Type out the records that follow, exactly as given.
::: DATA EXTRACT
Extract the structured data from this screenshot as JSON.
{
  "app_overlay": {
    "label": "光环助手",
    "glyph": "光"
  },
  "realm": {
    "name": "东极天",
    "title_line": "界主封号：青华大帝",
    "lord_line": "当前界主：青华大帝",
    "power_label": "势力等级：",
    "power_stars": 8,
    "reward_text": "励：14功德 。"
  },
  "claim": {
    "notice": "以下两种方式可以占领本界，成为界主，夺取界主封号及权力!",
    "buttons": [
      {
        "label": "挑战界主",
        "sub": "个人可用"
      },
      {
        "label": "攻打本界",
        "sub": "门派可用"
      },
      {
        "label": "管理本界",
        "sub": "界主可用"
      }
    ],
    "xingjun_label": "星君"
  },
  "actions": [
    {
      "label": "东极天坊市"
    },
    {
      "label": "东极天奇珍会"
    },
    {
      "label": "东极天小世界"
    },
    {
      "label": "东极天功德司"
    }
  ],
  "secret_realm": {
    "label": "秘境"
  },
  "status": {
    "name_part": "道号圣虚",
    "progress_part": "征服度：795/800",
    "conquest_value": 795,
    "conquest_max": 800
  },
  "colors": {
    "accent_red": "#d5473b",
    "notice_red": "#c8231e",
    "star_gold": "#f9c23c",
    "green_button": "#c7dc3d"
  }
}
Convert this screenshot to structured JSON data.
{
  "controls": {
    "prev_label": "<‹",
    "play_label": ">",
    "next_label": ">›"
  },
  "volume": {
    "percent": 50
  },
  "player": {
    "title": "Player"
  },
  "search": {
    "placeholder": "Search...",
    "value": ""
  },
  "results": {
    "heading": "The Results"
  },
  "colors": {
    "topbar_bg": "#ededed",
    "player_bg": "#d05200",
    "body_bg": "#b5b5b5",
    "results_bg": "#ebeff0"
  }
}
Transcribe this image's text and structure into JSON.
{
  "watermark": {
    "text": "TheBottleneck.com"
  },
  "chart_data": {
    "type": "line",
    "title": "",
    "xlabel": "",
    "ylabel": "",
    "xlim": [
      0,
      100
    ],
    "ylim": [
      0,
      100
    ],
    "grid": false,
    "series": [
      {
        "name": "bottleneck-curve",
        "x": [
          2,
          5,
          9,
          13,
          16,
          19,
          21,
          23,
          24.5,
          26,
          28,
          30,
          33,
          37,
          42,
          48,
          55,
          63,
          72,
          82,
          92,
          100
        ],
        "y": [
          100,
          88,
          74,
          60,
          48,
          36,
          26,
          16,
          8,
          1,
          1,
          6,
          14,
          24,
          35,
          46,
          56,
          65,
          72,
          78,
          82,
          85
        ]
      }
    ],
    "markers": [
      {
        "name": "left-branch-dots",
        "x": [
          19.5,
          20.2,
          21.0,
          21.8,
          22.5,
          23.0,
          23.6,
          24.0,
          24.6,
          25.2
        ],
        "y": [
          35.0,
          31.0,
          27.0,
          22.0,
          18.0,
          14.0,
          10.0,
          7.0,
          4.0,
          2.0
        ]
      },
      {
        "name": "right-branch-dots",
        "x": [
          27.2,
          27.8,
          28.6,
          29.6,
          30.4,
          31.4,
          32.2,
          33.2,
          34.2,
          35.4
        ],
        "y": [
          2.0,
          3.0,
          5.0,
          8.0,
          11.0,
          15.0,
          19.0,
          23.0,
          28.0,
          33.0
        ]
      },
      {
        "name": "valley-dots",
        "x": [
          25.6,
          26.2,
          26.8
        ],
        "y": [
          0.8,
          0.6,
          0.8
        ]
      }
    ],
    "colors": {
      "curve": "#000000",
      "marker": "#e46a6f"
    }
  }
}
::::::
- **SOLUTION FOR THIS PROBLEM**
Extract the structured data from this screenshot as JSON.
{
  "app_overlay": {
    "label": "光环助手",
    "glyph": "光"
  },
  "realm": {
    "name": "东极天",
    "title_line": "界主封号：青华大帝",
    "lord_line": "当前界主：青华大帝",
    "power_label": "势力等级：",
    "power_stars": 8,
    "reward_text": "励：14功德 。"
  },
  "claim": {
    "notice": "以下两种方式可以占领本界，成为界主，夺取界主封号及权力!",
    "buttons": [
      {
        "label": "挑战界主",
        "sub": "个人可用"
      },
      {
        "label": "攻打本界",
        "sub": "门派可用"
      },
      {
        "label": "管理本界",
        "sub": "界主可用"
      }
    ],
    "xingjun_label": "星君"
  },
  "actions": [
    {
      "label": "东极天坊市"
    },
    {
      "label": "东极天奇珍会"
    },
    {
      "label": "东极天小世界"
    },
    {
      "label": "东极天功德司"
    }
  ],
  "secret_realm": {
    "label": "秘境"
  },
  "status": {
    "name_part": "道号圣虚",
    "progress_part": "征服度：795/800",
    "conquest_value": 795,
    "conquest_max": 800
  },
  "colors": {
    "accent_red": "#d5473b",
    "notice_red": "#c8231e",
    "star_gold": "#f9c23c",
    "green_button": "#c7dc3d"
  }
}
Convert this screenshot to structured JSON data.
{
  "controls": {
    "prev_label": "<‹",
    "play_label": ">",
    "next_label": ">›"
  },
  "volume": {
    "percent": 50
  },
  "player": {
    "title": "Player"
  },
  "search": {
    "placeholder": "Search...",
    "value": ""
  },
  "results": {
    "heading": "The Results"
  },
  "colors": {
    "topbar_bg": "#ededed",
    "player_bg": "#d05200",
    "body_bg": "#b5b5b5",
    "results_bg": "#ebeff0"
  }
}
Transcribe this image's text and structure into JSON.
{
  "watermark": {
    "text": "TheBottleneck.com"
  },
  "chart_data": {
    "type": "line",
    "title": "",
    "xlabel": "",
    "ylabel": "",
    "xlim": [
      0,
      100
    ],
    "ylim": [
      0,
      100
    ],
    "grid": false,
    "series": [
      {
        "name": "bottleneck-curve",
        "x": [
          2,
          5,
          9,
          13,
          16,
          19,
          21,
          23,
          24.5,
          26,
          28,
          30,
          33,
          37,
          42,
          48,
          55,
          63,
          72,
          82,
          92,
          100
        ],
        "y": [
          100,
          88,
          74,
          60,
          48,
          36,
          26,
          16,
          8,
          1,
          1,
          6,
          14,
          24,
          35,
          46,
          56,
          65,
          72,
          78,
          82,
          85
        ]
      }
    ],
    "markers": [
      {
        "name": "left-branch-dots",
        "x": [
          19.5,
          20.2,
          21.0,
          21.8,
          22.5,
          23.0,
          23.6,
          24.0,
          24.6,
          25.2
        ],
        "y": [
          35.0,
          31.0,
          27.0,
          22.0,
          18.0,
          14.0,
          10.0,
          7.0,
          4.0,
          2.0
        ]
      },
      {
        "name": "right-branch-dots",
        "x": [
          27.2,
          27.8,
          28.6,
          29.6,
          30.4,
          31.4,
          32.2,
          33.2,
          34.2,
          35.4
        ],
        "y": [
          2.0,
          3.0,
          5.0,
          8.0,
          11.0,
          15.0,
          19.0,
          23.0,
          28.0,
          33.0
        ]
      },
      {
        "name": "valley-dots",
        "x": [
          25.6,
          26.2,
          26.8
        ],
        "y": [
          0.8,
          0.6,
          0.8
        ]
      }
    ],
    "colors": {
      "curve": "#000000",
      "marker": "#e46a6f"
    }
  }
}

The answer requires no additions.